Dynamo 在 OpenAI API 基础上提供 NVIDIA 特有的扩展参数:

// lib/llm/src/protocols/openai/nvext.rs

/// NVIDIA LLM 扩展
#[derive(Serialize, Deserialize, Builder, Validate, Debug, Clone)]
pub struct NvExt {
    /// 忽略 EOS Token,生成到 max_tokens
    #[serde(default, skip_serializing_if = "Option::is_none")]
    pub ignore_eos: Option<bool>,

    /// Top-K 采样参数
    #[validate(custom(function = "validate_top_k"))]
    #[serde(default, skip_serializing_if = "Option::is_none")]
    pub top_k: Option<i64>,

    /// 重复惩罚(1.0 无惩罚,>1.0 抑制重复)
    #[validate(range(exclusive_min = 0.0, max = 2.0))]
    pub repetition_penalty: Option<f64>,

    /// 强制贪婪采样
    #[serde(default, skip_serializing_if = "Option::is_none")]
    pub greedy_sampling: Option<bool>,

    /// 使用原始 Prompt(绕过模板)

-=-=-=-=-

请将原文开头的句子"Dynamo 在 OpenAI API 基础上提供 NVIDIA 特有的扩展参数"译成英文。

-=-=-=-=-

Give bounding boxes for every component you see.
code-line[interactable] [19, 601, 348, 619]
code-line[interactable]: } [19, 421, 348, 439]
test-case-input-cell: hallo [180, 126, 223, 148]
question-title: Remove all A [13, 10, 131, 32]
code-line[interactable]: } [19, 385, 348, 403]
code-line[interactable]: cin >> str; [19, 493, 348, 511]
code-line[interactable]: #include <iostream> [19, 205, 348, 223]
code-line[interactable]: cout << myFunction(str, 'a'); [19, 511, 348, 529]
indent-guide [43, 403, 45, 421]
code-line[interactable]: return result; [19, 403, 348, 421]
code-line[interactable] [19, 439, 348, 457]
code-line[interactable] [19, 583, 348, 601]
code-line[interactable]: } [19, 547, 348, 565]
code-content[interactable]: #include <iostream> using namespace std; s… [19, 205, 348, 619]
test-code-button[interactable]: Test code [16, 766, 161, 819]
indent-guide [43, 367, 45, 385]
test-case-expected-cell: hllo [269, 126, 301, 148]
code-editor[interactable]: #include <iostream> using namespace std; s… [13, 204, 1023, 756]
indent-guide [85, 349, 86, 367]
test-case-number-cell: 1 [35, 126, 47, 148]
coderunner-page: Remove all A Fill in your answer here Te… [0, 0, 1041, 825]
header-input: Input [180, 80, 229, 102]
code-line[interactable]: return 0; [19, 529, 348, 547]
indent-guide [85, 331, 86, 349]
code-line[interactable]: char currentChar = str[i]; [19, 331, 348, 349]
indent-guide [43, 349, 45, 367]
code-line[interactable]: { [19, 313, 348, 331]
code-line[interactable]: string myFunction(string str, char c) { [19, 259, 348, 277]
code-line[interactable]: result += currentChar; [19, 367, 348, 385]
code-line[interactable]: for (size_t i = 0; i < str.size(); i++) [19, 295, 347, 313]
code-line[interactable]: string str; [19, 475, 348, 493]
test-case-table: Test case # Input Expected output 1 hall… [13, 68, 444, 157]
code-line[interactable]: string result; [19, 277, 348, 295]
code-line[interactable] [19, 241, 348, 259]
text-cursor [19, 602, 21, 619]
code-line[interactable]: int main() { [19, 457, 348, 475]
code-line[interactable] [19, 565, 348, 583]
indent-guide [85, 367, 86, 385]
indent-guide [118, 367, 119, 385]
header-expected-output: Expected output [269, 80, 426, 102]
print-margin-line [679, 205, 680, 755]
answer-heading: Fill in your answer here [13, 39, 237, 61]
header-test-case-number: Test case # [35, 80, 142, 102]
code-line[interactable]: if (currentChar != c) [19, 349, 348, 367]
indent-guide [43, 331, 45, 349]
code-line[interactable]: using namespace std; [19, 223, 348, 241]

-=-=-=-=-

▶ **本题答案**
Dynamo provides NVIDIA-specific extension parameters on top of the OpenAI API.